Count the lines in the entries below that include the word "women". Give nothing but the number.

##### Listing #####

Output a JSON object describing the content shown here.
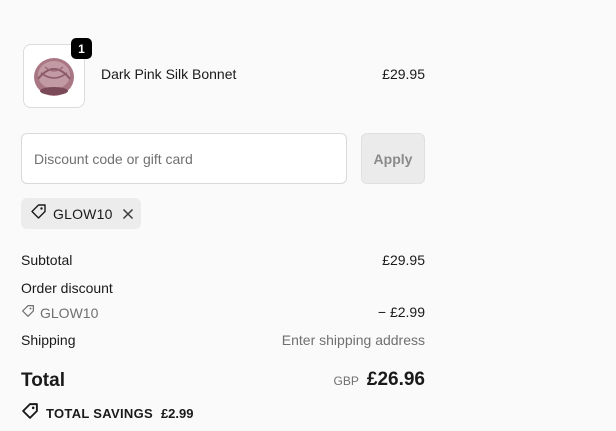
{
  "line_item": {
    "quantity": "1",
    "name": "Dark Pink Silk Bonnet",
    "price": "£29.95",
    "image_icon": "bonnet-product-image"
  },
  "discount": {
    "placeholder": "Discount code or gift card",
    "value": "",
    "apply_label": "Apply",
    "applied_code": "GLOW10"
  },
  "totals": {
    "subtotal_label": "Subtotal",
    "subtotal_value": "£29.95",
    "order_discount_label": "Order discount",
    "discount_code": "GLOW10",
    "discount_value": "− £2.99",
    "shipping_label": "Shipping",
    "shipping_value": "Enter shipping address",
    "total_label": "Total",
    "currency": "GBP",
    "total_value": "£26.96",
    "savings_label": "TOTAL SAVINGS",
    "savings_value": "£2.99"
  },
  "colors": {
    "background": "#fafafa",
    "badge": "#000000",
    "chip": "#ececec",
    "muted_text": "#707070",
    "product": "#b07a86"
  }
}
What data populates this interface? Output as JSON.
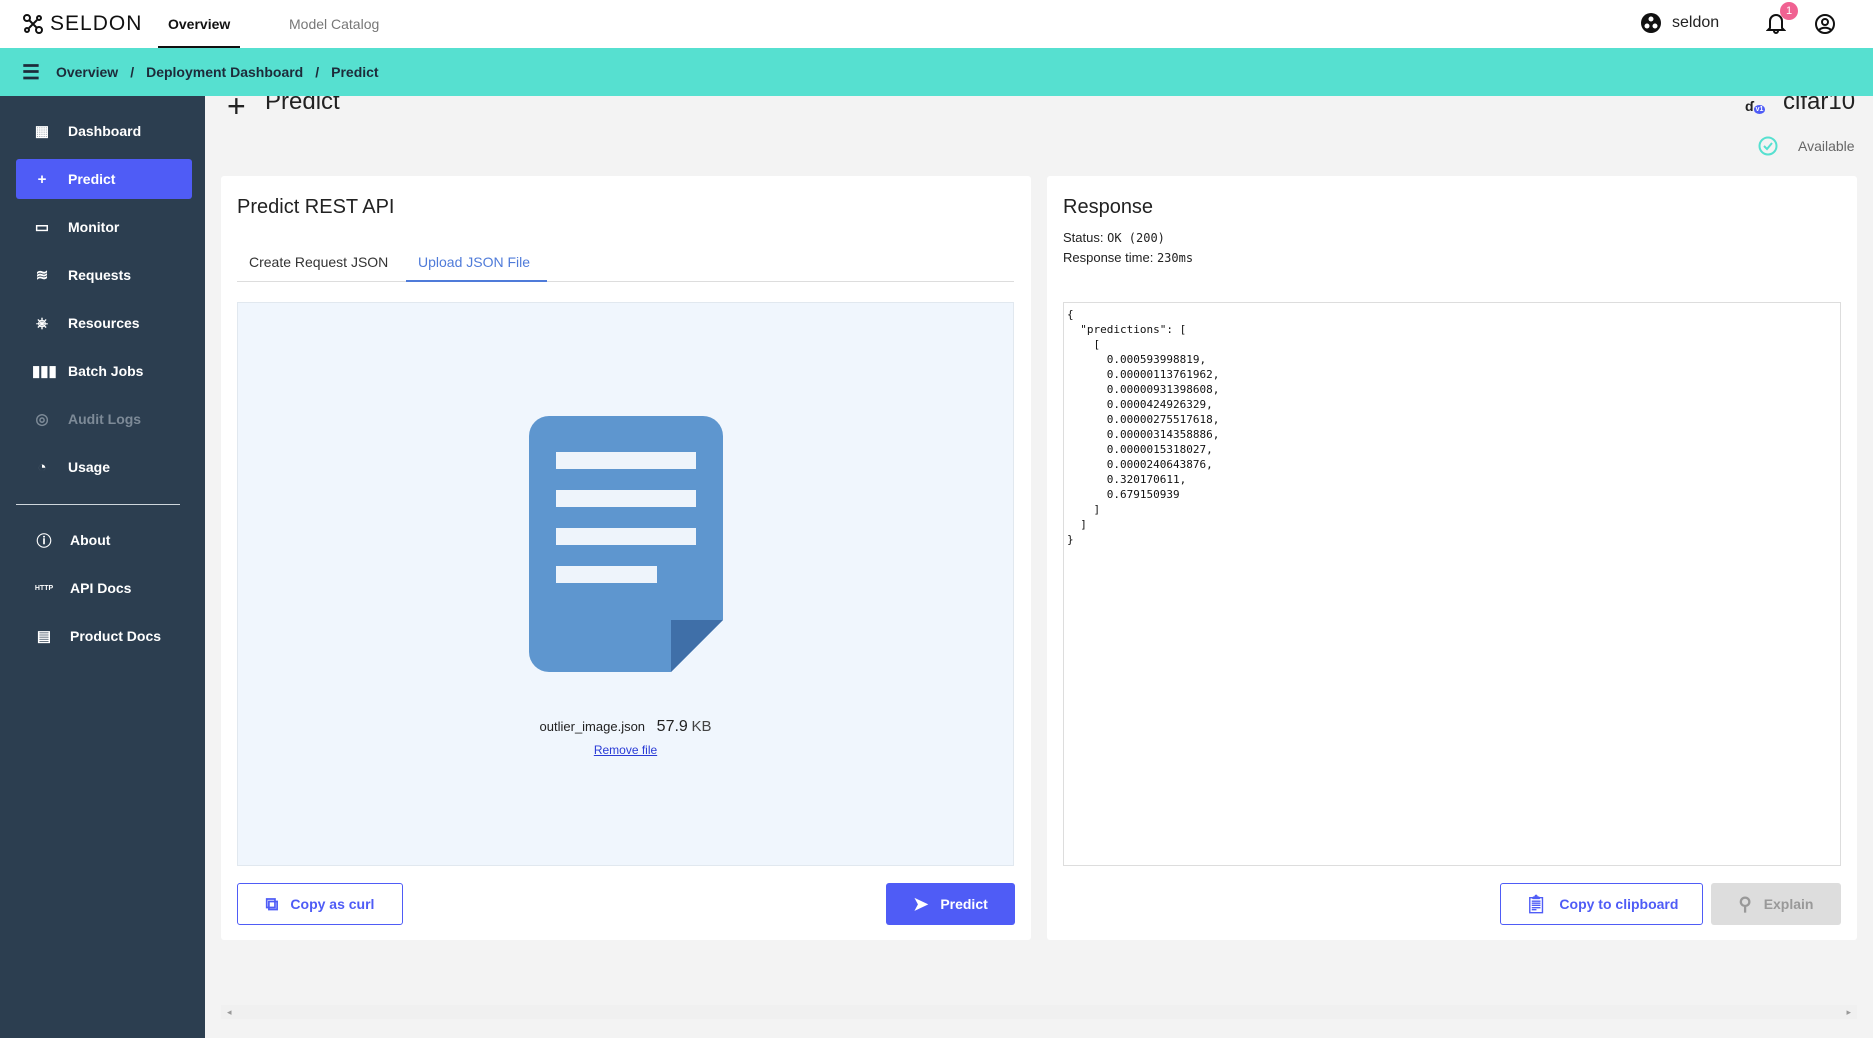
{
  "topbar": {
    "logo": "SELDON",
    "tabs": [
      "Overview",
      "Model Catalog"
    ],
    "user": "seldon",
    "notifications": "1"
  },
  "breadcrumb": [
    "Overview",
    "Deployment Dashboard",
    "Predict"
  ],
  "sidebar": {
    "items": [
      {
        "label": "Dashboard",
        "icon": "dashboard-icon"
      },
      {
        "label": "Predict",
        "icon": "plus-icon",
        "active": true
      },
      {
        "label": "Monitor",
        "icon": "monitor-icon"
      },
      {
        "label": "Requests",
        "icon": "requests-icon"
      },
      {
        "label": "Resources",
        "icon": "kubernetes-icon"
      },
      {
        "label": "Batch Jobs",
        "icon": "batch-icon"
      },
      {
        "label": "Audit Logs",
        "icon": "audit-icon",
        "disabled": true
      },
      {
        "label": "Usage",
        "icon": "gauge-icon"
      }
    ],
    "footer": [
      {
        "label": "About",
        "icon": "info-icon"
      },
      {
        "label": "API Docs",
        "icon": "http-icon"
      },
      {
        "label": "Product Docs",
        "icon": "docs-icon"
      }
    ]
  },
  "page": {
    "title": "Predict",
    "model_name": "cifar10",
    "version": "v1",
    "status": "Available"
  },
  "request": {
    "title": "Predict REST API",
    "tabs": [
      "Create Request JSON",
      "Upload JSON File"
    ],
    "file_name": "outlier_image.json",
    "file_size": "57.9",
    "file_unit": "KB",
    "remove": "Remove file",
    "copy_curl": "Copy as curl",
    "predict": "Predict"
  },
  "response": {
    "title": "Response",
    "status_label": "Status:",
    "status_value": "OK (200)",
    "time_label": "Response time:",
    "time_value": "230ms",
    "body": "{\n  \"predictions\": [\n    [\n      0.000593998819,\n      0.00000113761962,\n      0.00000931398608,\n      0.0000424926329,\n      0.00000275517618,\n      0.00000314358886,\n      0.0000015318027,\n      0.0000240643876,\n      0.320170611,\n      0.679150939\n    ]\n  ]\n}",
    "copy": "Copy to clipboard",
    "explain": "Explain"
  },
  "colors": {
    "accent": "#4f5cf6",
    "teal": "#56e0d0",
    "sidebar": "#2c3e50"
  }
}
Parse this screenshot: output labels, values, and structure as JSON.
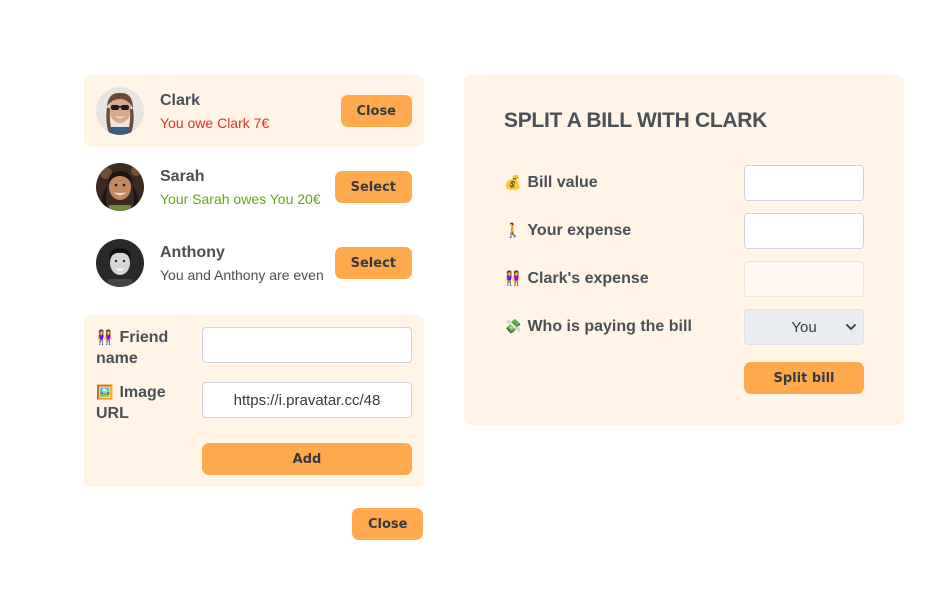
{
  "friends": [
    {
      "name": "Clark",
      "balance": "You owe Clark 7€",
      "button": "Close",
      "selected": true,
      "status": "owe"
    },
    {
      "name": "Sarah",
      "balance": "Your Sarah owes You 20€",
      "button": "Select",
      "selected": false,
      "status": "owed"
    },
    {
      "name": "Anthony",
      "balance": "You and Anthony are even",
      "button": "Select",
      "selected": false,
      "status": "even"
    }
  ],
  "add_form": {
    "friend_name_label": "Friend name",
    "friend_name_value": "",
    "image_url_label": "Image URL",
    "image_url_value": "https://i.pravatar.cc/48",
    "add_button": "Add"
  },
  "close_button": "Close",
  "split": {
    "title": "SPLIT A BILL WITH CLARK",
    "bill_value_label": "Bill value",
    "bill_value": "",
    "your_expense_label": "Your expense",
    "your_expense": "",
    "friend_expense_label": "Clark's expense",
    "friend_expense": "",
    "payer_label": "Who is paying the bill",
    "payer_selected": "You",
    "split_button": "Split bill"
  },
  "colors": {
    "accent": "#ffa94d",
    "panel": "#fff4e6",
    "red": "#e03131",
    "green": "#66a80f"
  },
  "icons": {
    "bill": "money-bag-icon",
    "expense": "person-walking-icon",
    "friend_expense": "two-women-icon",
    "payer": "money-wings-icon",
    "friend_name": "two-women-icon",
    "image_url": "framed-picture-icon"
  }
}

#####

Solved exercise: 2